─── Reading text

When one reads the account of Moses striking the rock in Numbers 20:1-13 there are often mixed emotions. The people had once again been complaining because of the lack of water. Moses went to the Lord and was told that he was to take his rod, gather the assembly together, and speak to a rock to bring forth water for the people. Instead of speaking to the rock, Moses struck it with his rod (as he had been commanded on an earlier occasion in Exodus 17:1-7). The water still flowed forth, but Moses was rebuked by God and told he would not be allowed to lead the people into the promised land.
People will often look at this event and become a bit perturbed, for it was just a rock. It was not like Moses had killed someone, committed adultery, or unjustly carried out judgment against someone; so what was the big deal? It is after this same type of attitude that the arguments flow on many other topics: it was just a dress, it was just a movie, it was just a drink, it was just a missed service, it was just a little white lie, and on it goes as the question is asked, “What’s the big deal?” It doesn’t seem to be all that bad, so why did Moses’ actions cause such a reaction from God, and what lessons should we learn?

──────
─── Supplied data

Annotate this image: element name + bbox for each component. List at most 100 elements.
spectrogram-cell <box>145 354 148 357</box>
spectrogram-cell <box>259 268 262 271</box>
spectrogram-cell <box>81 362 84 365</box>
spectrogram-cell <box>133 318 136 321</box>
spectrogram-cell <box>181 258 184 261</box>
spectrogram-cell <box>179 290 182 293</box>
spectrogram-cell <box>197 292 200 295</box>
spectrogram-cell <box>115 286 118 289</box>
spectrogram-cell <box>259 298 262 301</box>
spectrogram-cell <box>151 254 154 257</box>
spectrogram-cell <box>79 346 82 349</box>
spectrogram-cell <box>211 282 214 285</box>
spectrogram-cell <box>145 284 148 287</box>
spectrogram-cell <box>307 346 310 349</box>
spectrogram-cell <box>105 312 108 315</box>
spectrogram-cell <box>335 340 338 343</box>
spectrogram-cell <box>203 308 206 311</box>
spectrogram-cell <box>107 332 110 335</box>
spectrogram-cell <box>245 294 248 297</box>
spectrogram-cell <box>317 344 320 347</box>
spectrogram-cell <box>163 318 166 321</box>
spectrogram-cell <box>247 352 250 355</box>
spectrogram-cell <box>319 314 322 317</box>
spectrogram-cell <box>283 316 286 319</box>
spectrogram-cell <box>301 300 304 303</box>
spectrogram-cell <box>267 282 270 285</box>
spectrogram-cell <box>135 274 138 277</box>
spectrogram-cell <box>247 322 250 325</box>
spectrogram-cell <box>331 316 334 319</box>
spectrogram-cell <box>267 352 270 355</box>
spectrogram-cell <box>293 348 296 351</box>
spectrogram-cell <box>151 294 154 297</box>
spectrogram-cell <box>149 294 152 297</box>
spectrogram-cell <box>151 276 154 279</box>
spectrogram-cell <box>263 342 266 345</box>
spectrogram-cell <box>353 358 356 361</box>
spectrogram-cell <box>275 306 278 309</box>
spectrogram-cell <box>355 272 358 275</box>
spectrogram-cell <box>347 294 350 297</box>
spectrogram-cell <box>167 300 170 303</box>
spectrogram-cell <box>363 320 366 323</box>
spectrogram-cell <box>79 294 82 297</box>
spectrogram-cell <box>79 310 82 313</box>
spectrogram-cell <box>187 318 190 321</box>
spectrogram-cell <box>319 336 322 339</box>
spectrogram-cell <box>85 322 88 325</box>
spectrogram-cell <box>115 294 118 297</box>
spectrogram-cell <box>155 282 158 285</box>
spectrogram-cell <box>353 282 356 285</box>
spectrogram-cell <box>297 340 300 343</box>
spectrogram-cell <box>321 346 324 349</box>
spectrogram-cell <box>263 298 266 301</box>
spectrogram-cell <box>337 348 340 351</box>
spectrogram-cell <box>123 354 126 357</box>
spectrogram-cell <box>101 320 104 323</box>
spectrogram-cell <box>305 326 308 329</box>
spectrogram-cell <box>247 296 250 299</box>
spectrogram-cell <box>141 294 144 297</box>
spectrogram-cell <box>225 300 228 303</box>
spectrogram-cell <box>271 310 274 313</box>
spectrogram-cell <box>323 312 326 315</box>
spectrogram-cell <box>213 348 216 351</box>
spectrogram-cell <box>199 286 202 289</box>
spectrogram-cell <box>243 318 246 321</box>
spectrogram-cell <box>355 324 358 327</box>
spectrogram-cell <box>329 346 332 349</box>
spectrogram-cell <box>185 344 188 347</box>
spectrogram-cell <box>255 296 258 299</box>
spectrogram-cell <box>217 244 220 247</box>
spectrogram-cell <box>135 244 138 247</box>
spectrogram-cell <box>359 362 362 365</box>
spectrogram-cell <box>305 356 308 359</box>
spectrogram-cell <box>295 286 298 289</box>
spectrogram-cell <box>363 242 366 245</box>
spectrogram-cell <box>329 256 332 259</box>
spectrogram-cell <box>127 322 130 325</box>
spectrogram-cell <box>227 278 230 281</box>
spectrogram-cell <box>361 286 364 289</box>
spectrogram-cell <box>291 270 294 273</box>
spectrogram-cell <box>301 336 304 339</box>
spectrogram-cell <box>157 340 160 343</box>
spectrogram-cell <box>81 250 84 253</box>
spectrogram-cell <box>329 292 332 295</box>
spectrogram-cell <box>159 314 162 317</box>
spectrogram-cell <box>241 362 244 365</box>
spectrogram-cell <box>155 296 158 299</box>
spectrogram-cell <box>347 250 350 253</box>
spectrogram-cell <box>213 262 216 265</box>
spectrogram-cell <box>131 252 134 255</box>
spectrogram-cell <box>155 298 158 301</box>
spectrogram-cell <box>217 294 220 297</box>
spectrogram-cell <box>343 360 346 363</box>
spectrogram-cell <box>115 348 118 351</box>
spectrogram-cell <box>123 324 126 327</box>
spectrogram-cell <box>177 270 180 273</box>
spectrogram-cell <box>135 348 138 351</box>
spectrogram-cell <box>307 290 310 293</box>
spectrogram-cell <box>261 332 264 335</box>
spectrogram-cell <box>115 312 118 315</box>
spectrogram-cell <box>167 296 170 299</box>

──────

• _Stated exercise 1_:
In the passage on Moses striking the rock, what penalty did God give Moses for striking the rock?
• _Stated exercise 2_:
Write a continuation of the passage on Moses striking the rock, starting after its last sentence.

• _Task response 1_:
He would not be allowed to lead the people into the promised land.

• _Task response 2_:
It was a big deal because it was disobedience. Unfortunately, we often lump actions of disobedience into big infractions and small ones. By human standards this was a small infraction: Moses took the right rod, the right stone, and was in the right place, he just approached it in the wrong way. Nevertheless, God had told Moses what to do and how to do it. He had given explicit instructions that did not leave room for interpretation or revision by Moses. When Moses chose to do it his way, he rebelled in just as disobedient a manner as those whining Israelites who were wrongly accusing God of not taking care of them.
When God has commanded us to act a certain way, do a certain thing, or present ourselves with a certain attitude and appearance, the failure to implement those commands is disobedience. Whether we consider them to be that important or not is irrelevant, because God has shown in this context how he feels about such actions and that all such decisions will bear consequences. Those consequences may be physical by means of problems that arise, influence that is lost, or rebukes that are given; but they will definitely be spiritual by requiring repentance to repair our relationship with God.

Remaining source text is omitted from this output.